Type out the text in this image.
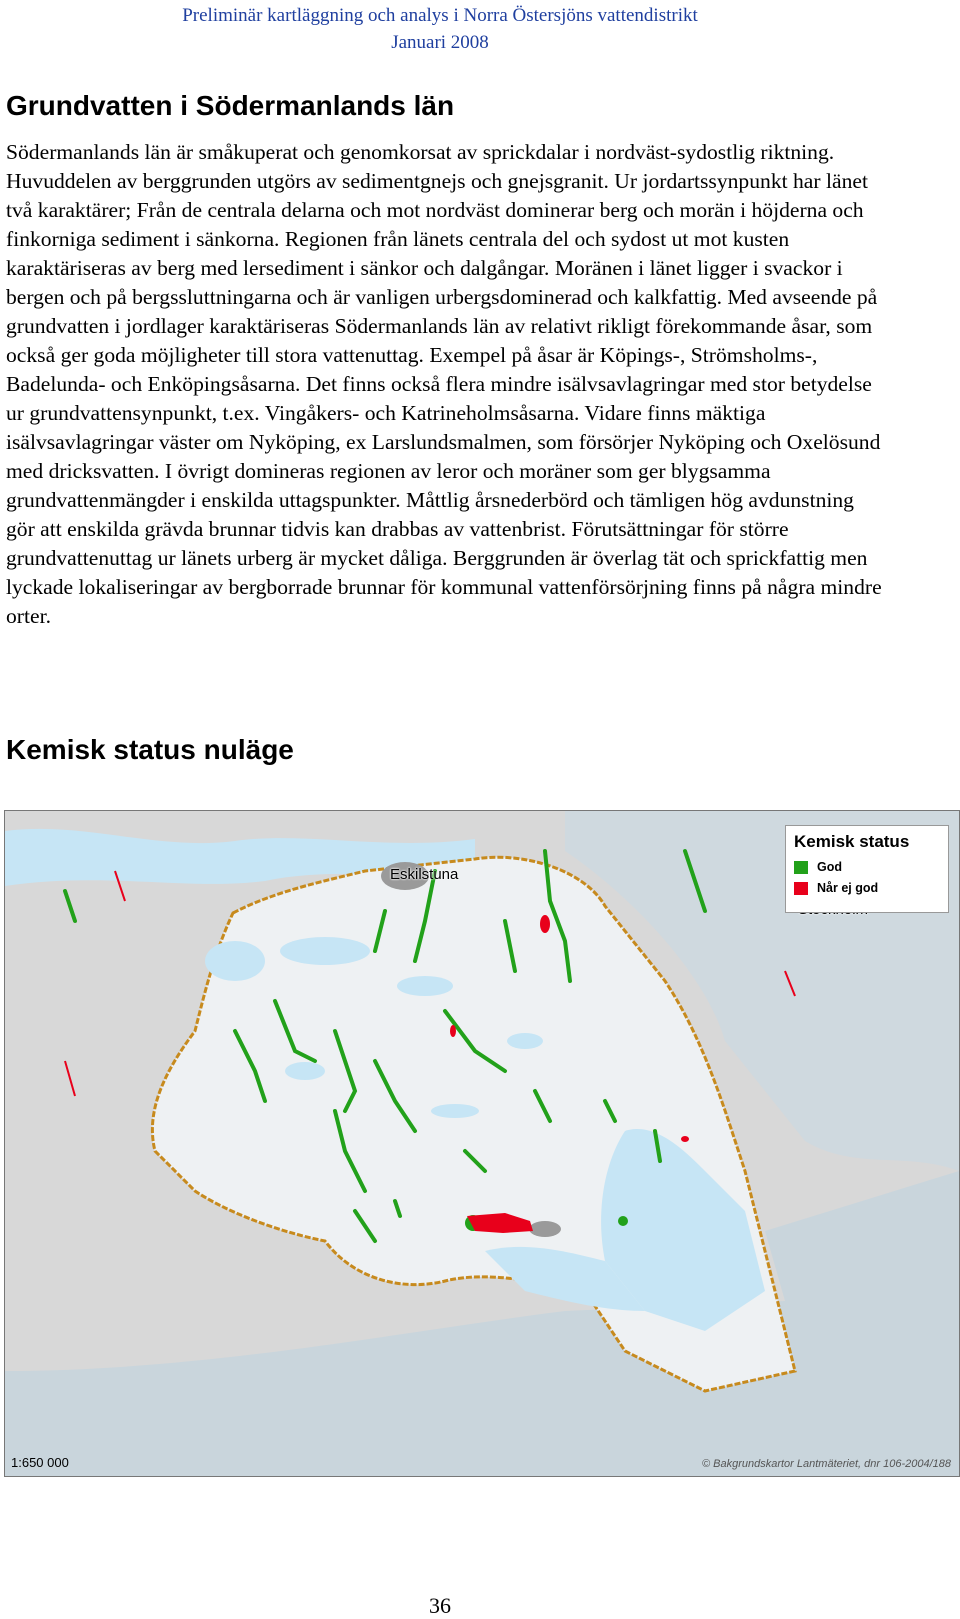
Preliminär kartläggning och analys i Norra Östersjöns vattendistrikt
Januari 2008
Grundvatten i Södermanlands län

Södermanlands län är småkuperat och genomkorsat av sprickdalar i nordväst-sydostlig riktning. Huvuddelen av berggrunden utgörs av sedimentgnejs och gnejsgranit. Ur jordartssynpunkt har länet två karaktärer; Från de centrala delarna och mot nordväst dominerar berg och morän i höjderna och finkorniga sediment i sänkorna. Regionen från länets centrala del och sydost ut mot kusten karaktäriseras av berg med lersediment i sänkor och dalgångar. Moränen i länet ligger i svackor i bergen och på bergssluttningarna och är vanligen urbergsdominerad och kalkfattig. Med avseende på grundvatten i jordlager karaktäriseras Södermanlands län av relativt rikligt förekommande åsar, som också ger goda möjligheter till stora vattenuttag. Exempel på åsar är Köpings-, Strömsholms-, Badelunda- och Enköpingsåsarna. Det finns också flera mindre isälvsavlagringar med stor betydelse ur grundvattensynpunkt, t.ex. Vingåkers- och Katrineholmsåsarna. Vidare finns mäktiga isälvsavlagringar väster om Nyköping, ex Larslundsmalmen, som försörjer Nyköping och Oxelösund med dricksvatten. I övrigt domineras regionen av leror och moräner som ger blygsamma grundvattenmängder i enskilda uttagspunkter. Måttlig årsnederbörd och tämligen hög avdunstning gör att enskilda grävda brunnar tidvis kan drabbas av vattenbrist. Förutsättningar för större grundvattenuttag ur länets urberg är mycket dåliga. Berggrunden är överlag tät och sprickfattig men lyckade lokaliseringar av bergborrade brunnar för kommunal vattenförsörjning finns på några mindre orter.

Kemisk status nuläge
Eskilstuna
Kemisk status
God
Når ej god
1:650 000	© Bakgrundskartor Lantmäteriet, dnr 106-2004/188
36
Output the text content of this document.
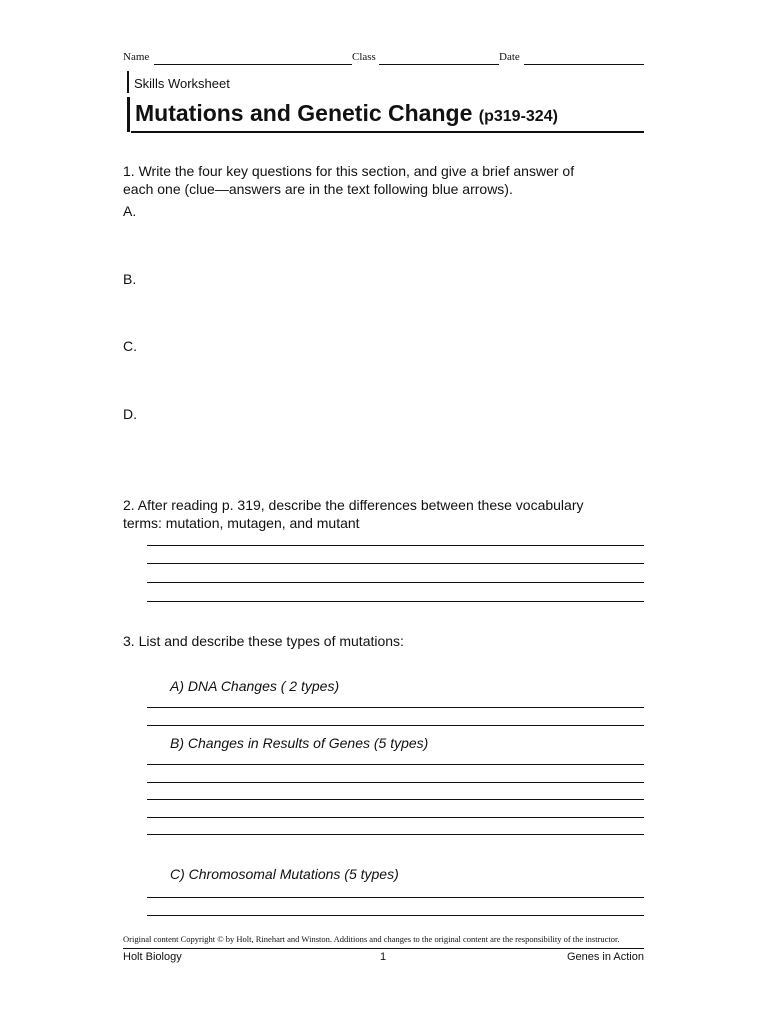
Name	Class	Date
Skills Worksheet
Mutations and Genetic Change (p319-324)
1. Write the four key questions for this section, and give a brief answer of
each one (clue—answers are in the text following blue arrows).
A.
B.
C.
D.
2. After reading p. 319, describe the differences between these vocabulary
terms: mutation, mutagen, and mutant
3. List and describe these types of mutations:
A) DNA Changes ( 2 types)
B) Changes in Results of Genes (5 types)
C) Chromosomal Mutations (5 types)
Original content Copyright © by Holt, Rinehart and Winston. Additions and changes to the original content are the responsibility of the instructor.
Holt Biology	1	Genes in Action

● ● ● ● ●

# Exercise directions:
Of all the lines in the data above, show only those that hold the word "Holt".

# Exercise output:
Original content Copyright © by Holt, Rinehart and Winston. Additions and changes to the original content are the responsibility of the instructor.
Holt Biology	1	Genes in Action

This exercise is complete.